Work to complete: Copy each line that contains the string "available".

* begin Recorded information *

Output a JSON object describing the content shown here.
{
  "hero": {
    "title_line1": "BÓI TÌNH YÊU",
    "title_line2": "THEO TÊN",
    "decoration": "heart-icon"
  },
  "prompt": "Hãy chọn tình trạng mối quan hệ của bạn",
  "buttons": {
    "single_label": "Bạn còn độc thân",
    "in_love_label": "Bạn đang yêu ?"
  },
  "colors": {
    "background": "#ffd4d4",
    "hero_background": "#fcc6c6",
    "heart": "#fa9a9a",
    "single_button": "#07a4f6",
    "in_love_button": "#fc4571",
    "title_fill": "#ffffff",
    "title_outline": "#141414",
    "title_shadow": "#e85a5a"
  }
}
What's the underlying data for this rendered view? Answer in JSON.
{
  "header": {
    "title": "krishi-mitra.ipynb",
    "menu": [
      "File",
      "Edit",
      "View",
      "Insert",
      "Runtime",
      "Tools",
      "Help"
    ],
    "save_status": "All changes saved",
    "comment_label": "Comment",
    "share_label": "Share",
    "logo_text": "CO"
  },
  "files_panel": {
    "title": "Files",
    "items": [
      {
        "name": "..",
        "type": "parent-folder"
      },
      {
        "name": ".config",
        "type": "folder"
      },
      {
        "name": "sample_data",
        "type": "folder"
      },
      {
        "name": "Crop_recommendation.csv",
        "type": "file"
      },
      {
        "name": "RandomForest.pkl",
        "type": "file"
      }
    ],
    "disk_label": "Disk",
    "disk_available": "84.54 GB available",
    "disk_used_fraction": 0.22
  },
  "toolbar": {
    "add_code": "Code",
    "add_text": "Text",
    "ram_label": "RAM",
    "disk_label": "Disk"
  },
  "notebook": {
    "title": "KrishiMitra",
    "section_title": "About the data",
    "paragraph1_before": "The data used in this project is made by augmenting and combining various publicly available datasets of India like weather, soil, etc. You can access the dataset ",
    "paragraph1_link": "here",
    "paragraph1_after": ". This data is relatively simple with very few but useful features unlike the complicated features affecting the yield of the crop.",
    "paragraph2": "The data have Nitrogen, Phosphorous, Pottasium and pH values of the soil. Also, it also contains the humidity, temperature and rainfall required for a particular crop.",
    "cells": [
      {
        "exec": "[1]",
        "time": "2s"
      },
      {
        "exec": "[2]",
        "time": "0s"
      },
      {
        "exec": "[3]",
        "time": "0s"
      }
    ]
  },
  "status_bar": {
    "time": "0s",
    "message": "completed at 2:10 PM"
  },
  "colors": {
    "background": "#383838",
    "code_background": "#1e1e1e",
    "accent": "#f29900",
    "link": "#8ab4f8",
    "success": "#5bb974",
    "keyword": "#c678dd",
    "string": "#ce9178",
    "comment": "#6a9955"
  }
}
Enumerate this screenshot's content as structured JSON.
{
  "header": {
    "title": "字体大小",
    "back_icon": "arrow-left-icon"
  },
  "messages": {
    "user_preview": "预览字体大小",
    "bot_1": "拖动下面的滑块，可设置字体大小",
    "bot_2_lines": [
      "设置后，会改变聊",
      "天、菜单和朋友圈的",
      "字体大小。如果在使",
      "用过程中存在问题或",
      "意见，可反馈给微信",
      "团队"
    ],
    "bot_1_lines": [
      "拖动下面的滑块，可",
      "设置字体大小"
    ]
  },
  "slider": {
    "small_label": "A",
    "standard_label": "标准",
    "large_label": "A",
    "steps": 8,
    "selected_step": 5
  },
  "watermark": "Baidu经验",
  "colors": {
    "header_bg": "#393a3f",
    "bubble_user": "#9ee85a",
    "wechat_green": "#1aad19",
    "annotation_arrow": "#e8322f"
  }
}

* end Recorded information *

Response to this exercise:
    "disk_available": "84.54 GB available",
    "paragraph1_before": "The data used in this project is made by augmenting and combining various publicly available datasets of India like weather, soil, etc. You can access the dataset ",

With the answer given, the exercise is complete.